### Exercise directions
List each line holding the string "Arbeiten".

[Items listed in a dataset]

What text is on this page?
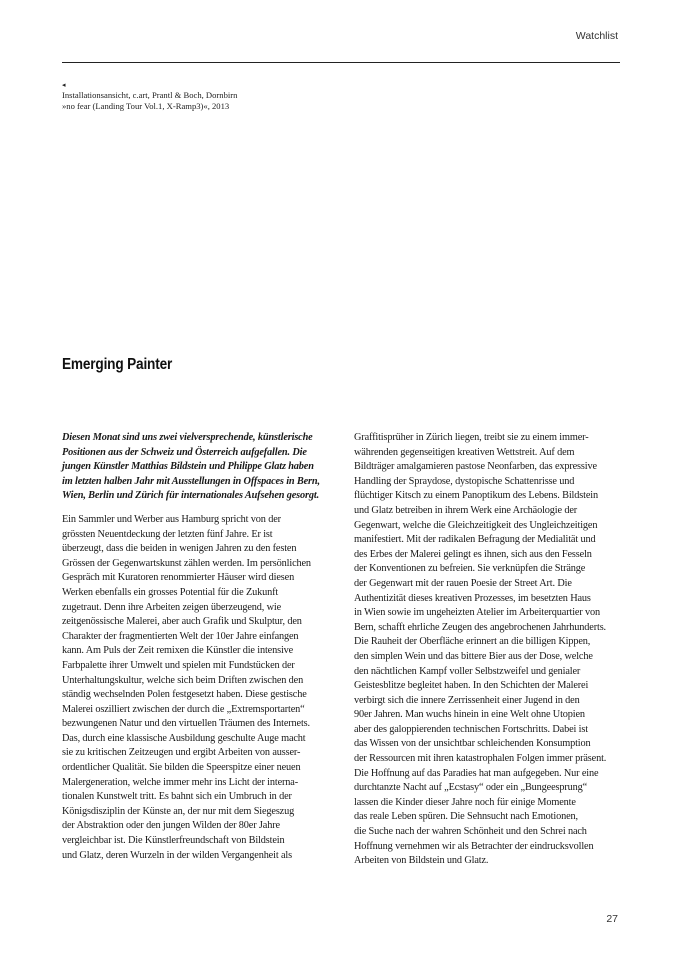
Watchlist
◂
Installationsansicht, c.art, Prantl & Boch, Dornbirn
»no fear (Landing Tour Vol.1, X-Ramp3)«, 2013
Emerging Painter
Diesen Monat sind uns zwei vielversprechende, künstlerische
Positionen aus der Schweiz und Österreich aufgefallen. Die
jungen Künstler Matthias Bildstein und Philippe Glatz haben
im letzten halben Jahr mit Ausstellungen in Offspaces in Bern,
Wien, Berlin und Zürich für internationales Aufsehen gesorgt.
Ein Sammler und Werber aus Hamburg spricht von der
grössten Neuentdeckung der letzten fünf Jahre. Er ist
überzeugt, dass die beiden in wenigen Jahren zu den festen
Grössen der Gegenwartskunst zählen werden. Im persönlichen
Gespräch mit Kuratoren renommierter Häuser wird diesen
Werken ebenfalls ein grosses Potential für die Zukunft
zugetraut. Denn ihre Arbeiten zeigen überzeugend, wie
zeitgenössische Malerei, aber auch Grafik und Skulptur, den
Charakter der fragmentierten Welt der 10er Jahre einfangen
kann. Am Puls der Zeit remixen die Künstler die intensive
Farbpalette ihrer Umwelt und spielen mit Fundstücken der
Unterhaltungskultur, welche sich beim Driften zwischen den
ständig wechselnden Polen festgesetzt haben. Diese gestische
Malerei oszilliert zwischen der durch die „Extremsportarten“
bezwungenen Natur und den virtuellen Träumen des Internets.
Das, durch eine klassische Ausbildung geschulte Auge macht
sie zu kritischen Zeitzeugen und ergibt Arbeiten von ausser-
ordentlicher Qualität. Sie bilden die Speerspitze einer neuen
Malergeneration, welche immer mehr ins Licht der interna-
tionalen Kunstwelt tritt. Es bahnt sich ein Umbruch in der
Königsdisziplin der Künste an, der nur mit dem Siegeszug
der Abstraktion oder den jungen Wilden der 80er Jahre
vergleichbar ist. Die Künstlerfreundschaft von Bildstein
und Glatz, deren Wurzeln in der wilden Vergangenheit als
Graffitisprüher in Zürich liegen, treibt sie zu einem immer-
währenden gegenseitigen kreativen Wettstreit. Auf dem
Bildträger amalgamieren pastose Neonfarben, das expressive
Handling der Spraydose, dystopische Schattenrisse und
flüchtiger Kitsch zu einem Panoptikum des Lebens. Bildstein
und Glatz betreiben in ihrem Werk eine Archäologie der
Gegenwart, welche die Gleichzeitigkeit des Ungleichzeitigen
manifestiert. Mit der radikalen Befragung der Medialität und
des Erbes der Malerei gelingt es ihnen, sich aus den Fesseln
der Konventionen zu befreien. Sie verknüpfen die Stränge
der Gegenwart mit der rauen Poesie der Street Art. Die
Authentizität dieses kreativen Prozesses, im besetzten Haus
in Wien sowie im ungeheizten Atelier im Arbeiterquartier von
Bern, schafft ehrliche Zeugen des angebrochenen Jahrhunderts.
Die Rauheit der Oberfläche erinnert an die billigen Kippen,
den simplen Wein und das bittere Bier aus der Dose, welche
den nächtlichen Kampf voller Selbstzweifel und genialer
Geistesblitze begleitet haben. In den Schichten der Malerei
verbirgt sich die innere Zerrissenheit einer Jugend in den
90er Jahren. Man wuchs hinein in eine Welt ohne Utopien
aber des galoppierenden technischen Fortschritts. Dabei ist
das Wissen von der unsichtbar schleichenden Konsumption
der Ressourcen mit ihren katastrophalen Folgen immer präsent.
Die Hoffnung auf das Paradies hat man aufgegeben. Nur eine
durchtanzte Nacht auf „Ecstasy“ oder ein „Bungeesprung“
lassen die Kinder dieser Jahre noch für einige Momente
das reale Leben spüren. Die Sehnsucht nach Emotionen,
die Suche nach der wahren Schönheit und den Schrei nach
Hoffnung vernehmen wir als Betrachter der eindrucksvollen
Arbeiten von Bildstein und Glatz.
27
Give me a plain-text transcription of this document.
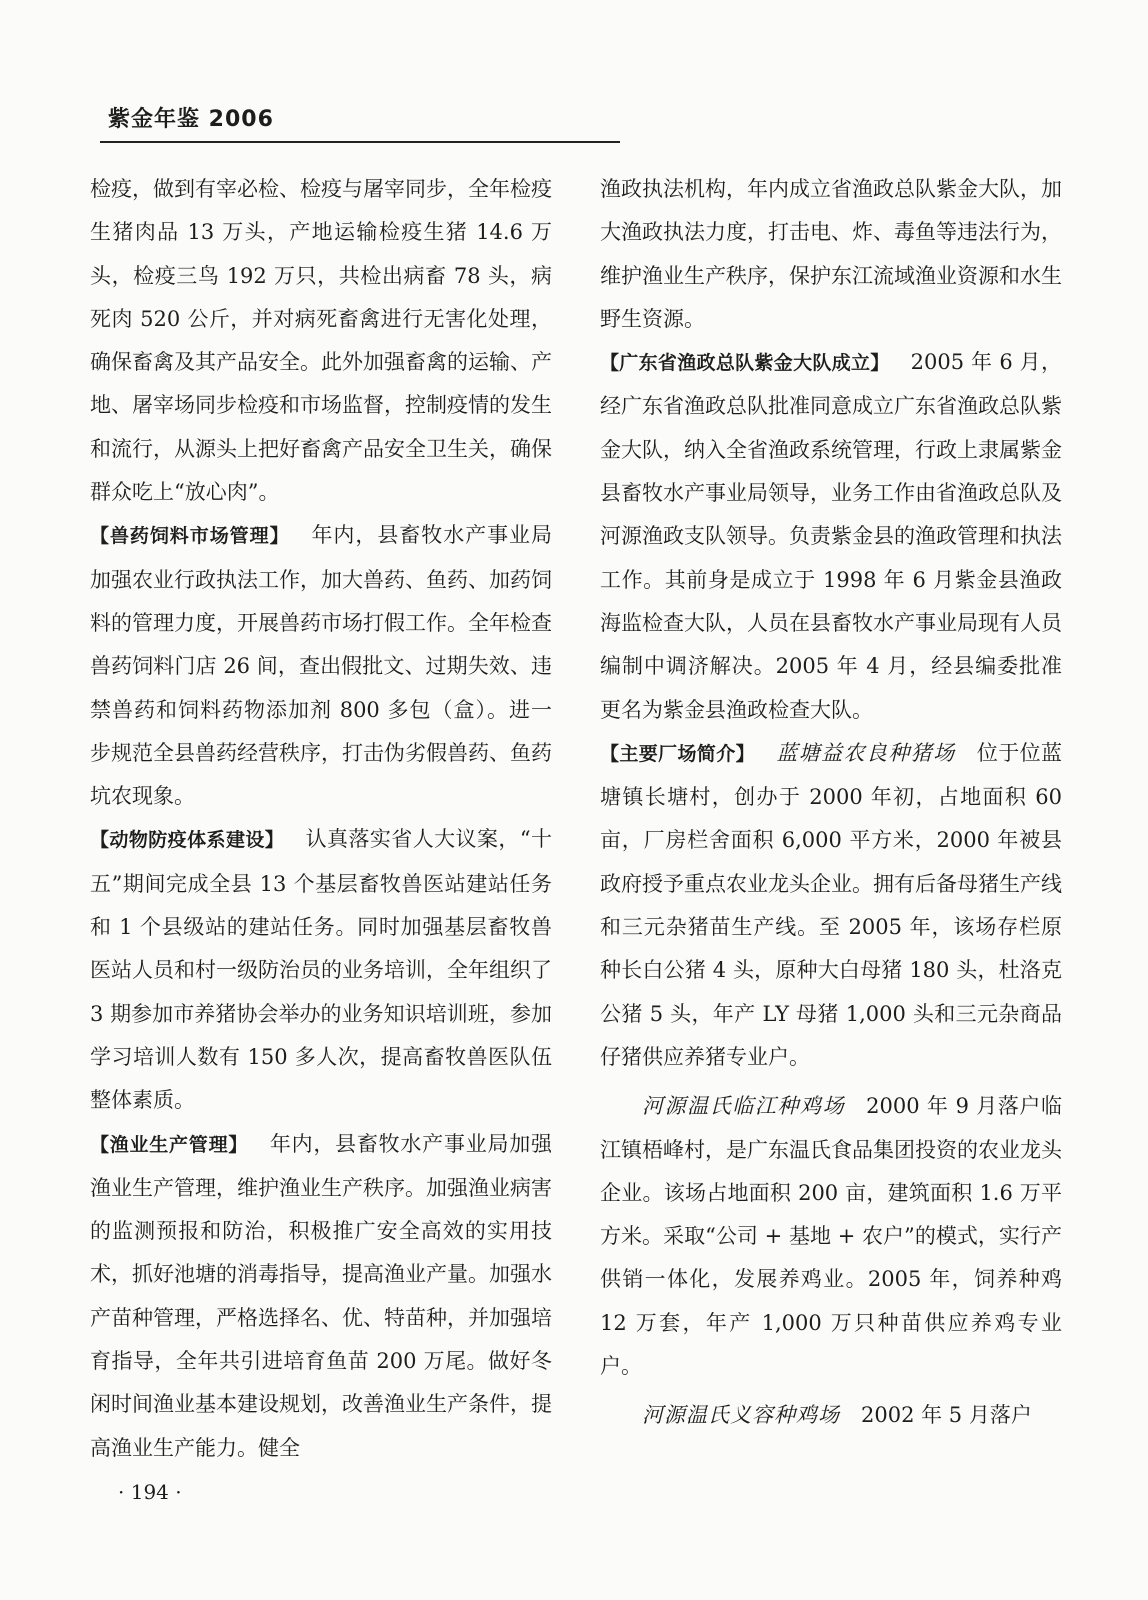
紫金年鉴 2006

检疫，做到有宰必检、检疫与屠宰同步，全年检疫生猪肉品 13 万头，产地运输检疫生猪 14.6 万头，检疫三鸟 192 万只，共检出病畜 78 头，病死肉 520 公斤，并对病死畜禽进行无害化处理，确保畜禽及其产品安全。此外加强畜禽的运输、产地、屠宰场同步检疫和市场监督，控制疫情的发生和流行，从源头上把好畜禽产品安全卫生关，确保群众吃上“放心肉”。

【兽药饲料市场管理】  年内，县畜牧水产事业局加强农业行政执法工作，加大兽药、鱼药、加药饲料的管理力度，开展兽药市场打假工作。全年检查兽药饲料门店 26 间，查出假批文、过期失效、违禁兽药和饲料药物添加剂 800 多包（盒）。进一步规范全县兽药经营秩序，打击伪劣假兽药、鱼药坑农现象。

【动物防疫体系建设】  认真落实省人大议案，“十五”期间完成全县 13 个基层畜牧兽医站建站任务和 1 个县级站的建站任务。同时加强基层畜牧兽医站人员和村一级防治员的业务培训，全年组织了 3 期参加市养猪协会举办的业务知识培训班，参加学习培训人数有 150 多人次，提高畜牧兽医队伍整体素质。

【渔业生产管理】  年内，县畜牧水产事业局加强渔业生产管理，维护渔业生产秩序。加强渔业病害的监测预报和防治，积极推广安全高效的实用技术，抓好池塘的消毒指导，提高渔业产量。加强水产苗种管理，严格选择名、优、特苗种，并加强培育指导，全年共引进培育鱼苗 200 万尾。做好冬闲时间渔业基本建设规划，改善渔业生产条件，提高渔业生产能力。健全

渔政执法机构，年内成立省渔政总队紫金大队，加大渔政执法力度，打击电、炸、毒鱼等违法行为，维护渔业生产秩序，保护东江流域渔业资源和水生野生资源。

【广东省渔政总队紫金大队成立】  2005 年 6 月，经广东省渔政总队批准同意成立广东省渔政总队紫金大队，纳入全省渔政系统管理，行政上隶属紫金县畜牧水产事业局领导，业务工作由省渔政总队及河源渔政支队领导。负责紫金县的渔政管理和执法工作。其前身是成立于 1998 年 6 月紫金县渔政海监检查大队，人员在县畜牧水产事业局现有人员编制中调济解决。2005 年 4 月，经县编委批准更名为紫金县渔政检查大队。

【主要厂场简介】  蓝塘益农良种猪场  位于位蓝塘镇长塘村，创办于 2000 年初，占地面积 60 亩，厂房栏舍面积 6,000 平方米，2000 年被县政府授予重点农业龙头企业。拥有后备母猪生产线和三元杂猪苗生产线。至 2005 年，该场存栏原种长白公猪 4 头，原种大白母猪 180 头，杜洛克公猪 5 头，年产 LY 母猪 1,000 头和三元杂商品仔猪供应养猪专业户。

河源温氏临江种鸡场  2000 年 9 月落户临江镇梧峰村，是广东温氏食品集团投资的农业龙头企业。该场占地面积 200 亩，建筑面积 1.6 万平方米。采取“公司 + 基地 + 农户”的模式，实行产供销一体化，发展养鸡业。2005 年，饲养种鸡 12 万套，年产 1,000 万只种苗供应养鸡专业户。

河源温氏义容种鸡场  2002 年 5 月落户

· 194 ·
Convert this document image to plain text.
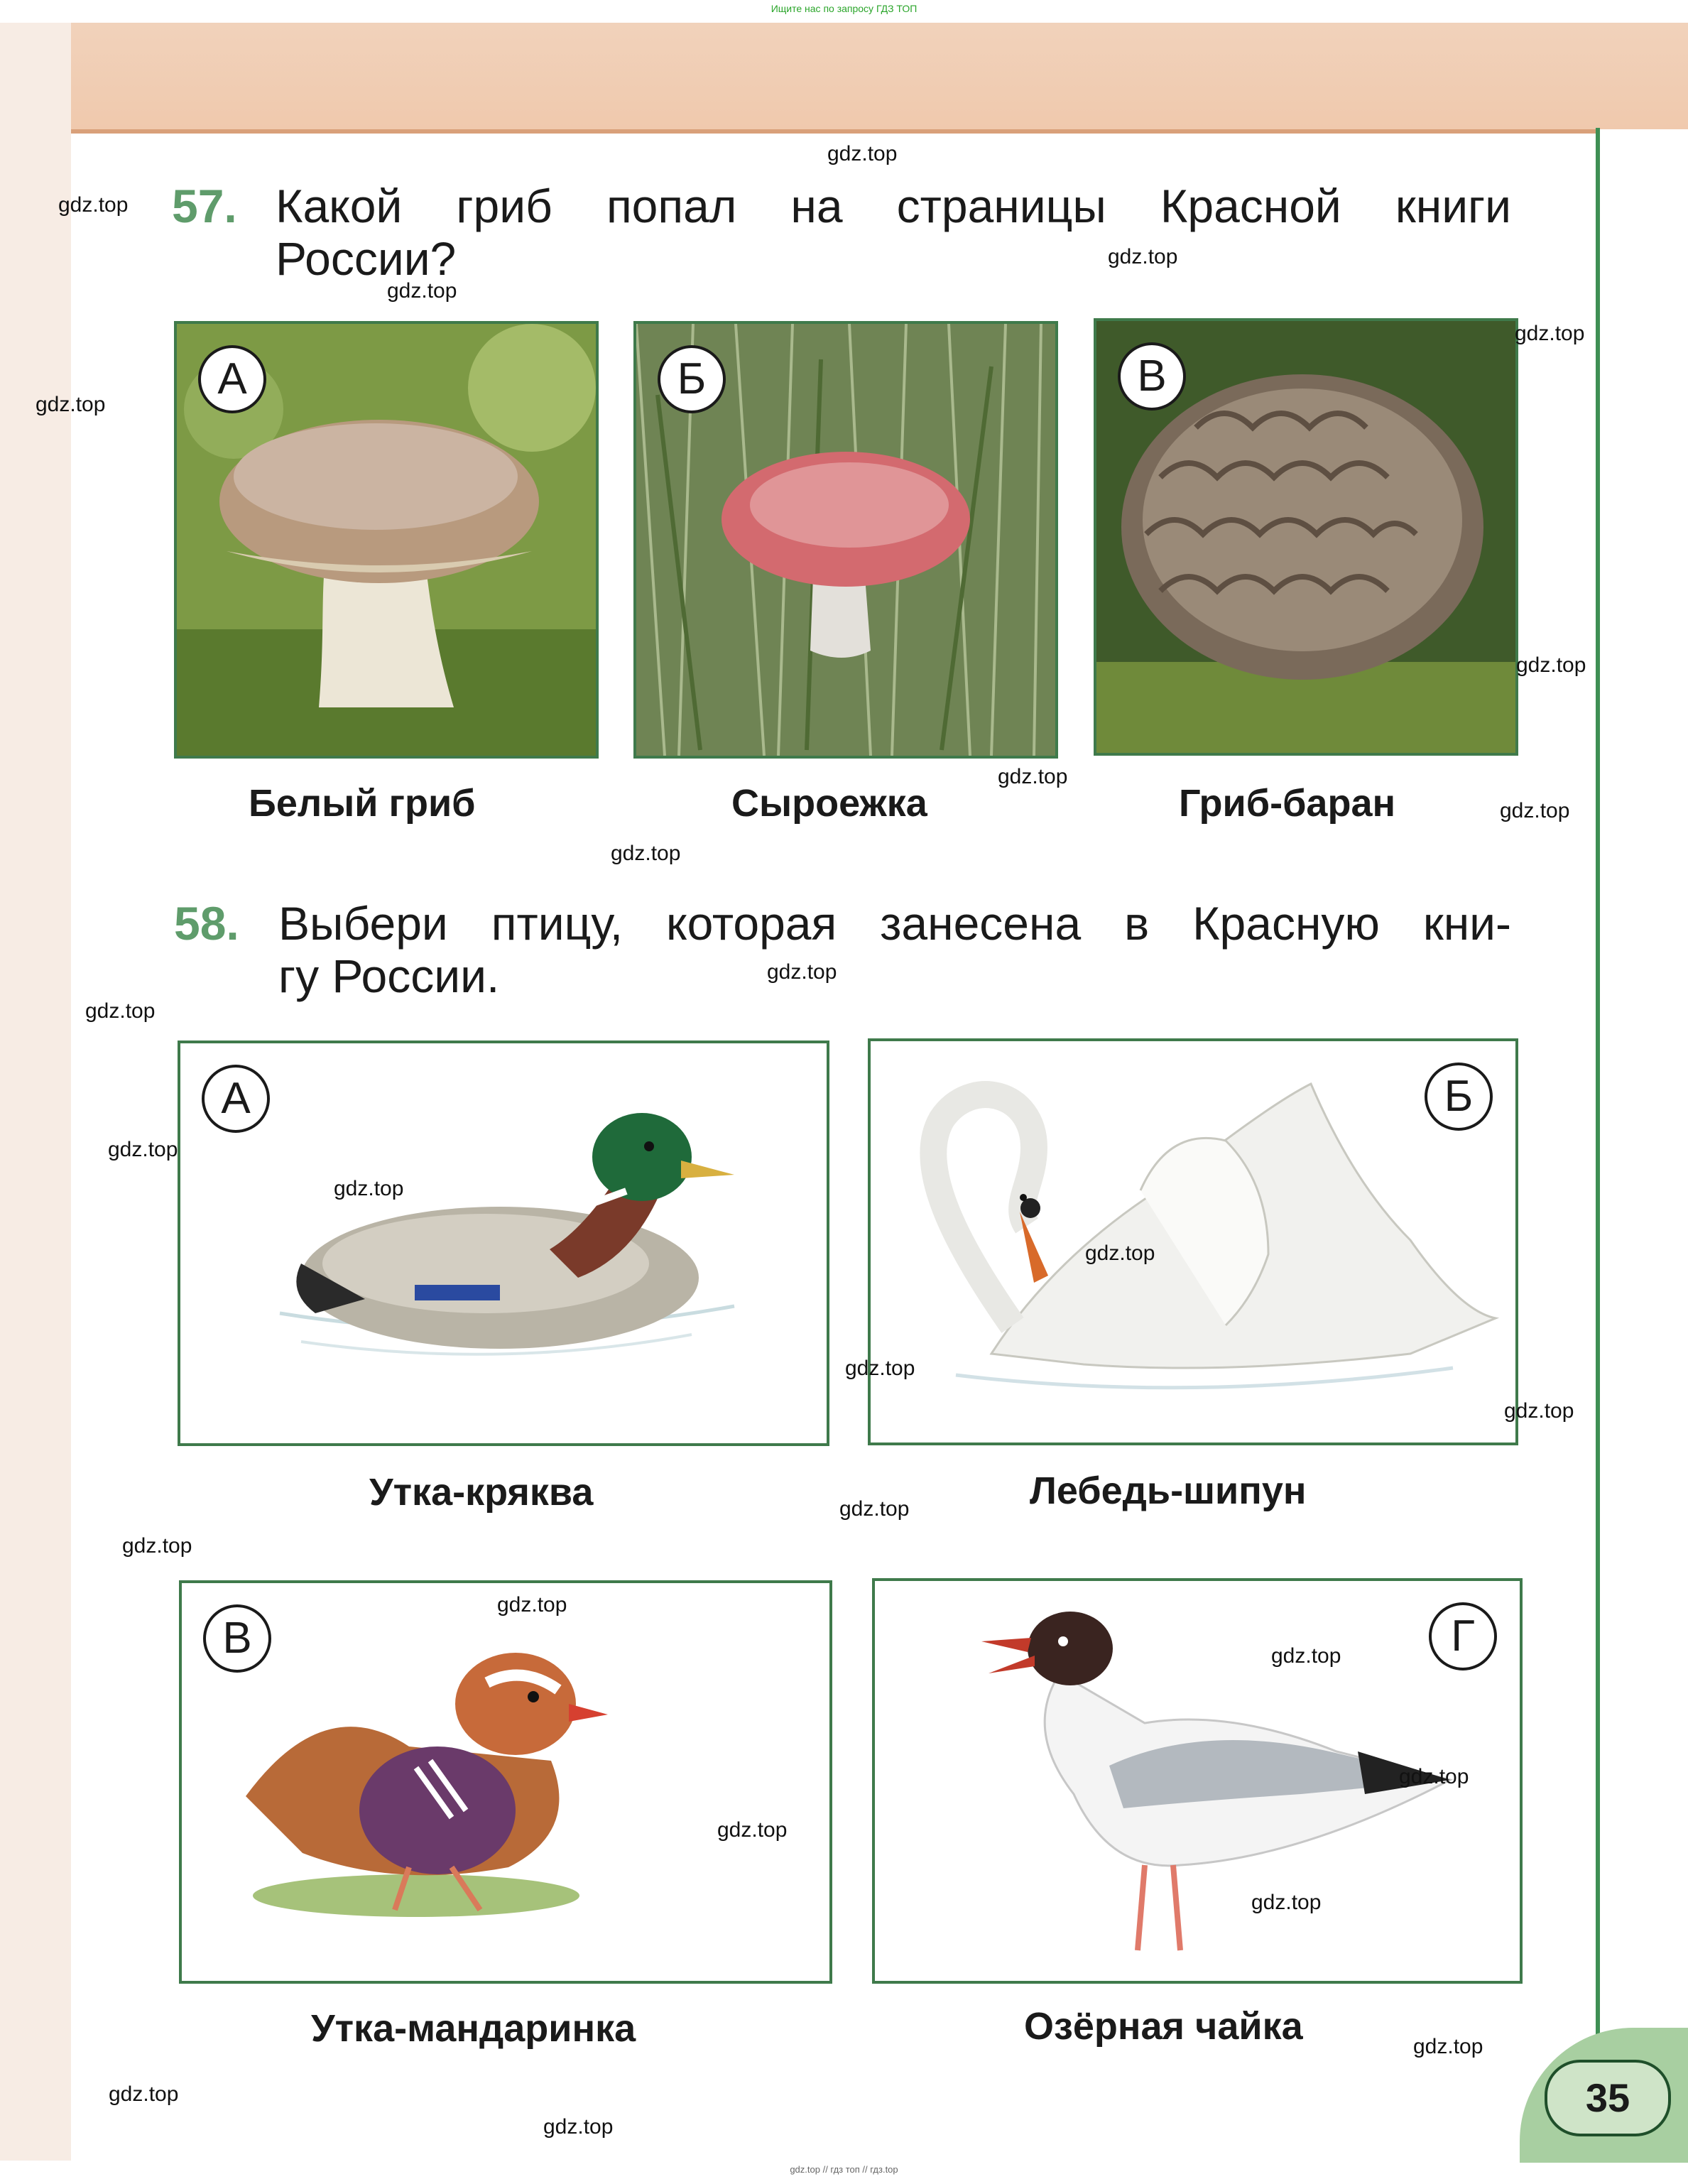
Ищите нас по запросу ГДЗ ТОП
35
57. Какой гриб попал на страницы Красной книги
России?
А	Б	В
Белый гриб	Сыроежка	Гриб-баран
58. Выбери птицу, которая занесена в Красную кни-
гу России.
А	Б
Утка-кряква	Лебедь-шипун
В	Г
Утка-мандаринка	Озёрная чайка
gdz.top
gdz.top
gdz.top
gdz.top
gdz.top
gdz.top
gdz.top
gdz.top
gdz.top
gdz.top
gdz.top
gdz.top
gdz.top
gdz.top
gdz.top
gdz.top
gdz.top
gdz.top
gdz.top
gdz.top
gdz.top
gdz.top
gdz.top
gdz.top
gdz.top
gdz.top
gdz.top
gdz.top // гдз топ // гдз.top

### Finished task
zugetraut. Denn ihre Arbeiten zeigen überzeugend, wie
sie zu kritischen Zeitzeugen und ergibt Arbeiten von ausser-
Arbeiten von Bildstein und Glatz.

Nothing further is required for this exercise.